::: Material supplied :::

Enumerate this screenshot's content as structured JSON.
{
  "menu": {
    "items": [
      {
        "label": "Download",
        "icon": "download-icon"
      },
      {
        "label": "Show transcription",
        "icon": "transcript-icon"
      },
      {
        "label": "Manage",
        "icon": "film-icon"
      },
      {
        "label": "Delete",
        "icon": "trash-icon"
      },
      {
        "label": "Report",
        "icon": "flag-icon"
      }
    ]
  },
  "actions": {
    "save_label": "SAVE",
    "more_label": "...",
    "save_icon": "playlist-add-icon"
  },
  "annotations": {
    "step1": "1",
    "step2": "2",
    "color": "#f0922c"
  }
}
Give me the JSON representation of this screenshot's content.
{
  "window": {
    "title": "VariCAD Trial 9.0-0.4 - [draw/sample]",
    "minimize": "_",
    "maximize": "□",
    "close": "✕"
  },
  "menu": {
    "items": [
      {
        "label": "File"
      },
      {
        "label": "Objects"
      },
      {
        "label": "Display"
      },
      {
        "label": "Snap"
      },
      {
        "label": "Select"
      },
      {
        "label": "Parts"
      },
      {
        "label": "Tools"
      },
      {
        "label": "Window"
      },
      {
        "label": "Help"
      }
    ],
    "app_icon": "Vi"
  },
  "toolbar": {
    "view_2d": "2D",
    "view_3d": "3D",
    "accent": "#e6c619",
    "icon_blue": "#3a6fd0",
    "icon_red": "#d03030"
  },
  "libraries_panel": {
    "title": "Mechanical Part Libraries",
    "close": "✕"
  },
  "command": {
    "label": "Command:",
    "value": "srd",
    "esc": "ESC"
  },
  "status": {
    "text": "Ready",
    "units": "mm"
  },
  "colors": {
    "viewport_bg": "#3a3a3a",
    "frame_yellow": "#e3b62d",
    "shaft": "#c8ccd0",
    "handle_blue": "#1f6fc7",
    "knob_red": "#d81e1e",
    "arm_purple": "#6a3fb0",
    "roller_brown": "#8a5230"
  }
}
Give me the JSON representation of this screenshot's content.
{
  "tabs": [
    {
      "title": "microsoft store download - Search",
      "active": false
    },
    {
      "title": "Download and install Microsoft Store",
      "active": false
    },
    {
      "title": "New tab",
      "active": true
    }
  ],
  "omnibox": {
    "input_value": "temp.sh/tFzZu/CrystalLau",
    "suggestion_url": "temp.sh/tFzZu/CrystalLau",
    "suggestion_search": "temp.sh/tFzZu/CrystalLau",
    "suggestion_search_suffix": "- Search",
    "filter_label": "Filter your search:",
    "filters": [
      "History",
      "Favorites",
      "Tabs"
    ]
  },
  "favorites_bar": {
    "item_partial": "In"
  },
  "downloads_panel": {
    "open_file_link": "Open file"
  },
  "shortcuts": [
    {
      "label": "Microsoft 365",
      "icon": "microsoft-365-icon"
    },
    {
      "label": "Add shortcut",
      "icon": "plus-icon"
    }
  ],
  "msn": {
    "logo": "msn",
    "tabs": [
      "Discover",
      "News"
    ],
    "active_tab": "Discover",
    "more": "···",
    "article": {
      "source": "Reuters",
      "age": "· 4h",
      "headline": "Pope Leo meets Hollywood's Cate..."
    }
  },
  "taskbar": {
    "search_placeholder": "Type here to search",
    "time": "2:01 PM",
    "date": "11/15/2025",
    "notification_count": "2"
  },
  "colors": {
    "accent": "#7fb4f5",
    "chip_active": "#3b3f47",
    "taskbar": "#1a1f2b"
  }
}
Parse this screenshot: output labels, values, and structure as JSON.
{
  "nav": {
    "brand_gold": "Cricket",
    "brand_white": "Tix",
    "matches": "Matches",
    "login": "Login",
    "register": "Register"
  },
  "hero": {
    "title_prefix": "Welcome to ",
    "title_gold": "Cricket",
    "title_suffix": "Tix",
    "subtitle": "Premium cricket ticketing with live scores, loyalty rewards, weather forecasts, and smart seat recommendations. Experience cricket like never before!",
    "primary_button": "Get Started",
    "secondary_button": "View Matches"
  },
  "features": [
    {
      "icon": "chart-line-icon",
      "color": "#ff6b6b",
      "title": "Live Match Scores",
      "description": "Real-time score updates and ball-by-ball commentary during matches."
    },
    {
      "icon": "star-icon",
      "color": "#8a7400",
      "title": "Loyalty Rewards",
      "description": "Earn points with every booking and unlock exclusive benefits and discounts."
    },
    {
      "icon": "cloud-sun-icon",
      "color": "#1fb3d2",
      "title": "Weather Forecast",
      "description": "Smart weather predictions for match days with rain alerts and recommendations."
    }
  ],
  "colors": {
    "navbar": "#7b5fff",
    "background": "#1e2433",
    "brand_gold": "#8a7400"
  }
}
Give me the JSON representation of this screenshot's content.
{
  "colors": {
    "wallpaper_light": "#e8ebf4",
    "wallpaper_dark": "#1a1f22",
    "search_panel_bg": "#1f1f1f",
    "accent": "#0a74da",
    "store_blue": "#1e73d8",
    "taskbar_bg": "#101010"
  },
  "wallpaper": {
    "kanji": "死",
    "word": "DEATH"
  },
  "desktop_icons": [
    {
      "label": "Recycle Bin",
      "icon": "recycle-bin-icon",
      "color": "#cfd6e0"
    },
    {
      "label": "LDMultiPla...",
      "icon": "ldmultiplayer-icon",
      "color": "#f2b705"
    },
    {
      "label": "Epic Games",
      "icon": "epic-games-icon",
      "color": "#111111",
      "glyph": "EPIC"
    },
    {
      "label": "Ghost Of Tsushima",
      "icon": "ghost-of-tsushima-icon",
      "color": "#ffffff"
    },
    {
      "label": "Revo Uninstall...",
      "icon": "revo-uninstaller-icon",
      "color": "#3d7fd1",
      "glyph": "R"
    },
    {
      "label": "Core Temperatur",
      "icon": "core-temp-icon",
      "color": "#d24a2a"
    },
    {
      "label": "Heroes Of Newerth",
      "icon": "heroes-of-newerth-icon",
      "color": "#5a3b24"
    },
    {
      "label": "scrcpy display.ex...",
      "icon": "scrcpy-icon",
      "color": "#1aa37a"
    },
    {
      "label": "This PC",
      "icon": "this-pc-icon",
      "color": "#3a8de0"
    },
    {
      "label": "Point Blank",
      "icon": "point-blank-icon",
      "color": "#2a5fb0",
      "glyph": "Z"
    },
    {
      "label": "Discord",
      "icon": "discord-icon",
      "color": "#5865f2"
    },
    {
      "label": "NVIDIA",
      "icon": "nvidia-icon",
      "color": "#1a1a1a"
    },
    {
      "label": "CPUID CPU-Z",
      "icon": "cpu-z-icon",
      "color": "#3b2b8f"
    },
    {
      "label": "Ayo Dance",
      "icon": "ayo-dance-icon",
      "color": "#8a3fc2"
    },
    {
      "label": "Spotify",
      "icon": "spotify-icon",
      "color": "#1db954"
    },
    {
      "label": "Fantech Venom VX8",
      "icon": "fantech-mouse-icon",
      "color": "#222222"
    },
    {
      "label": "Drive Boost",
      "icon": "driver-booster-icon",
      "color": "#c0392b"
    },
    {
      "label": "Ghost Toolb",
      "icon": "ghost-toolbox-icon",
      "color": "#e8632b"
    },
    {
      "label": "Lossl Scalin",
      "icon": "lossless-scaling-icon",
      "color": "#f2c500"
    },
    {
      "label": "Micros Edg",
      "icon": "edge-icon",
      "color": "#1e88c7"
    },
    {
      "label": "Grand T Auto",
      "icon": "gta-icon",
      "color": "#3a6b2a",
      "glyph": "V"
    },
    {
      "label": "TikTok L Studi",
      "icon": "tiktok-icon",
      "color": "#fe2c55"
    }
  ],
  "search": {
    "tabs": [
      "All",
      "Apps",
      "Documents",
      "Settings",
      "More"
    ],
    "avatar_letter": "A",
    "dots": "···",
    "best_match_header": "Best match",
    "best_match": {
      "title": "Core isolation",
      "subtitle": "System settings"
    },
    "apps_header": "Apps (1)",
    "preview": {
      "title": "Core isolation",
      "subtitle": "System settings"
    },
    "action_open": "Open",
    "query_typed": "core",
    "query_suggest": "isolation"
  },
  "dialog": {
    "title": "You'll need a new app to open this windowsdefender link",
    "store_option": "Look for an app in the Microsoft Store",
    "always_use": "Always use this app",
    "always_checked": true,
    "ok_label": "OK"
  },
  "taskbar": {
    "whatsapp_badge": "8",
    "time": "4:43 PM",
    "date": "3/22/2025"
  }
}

:::

- Prompt: State the count of lines with the word "description" in them, and write nothing else.

- Solution to this problem: 3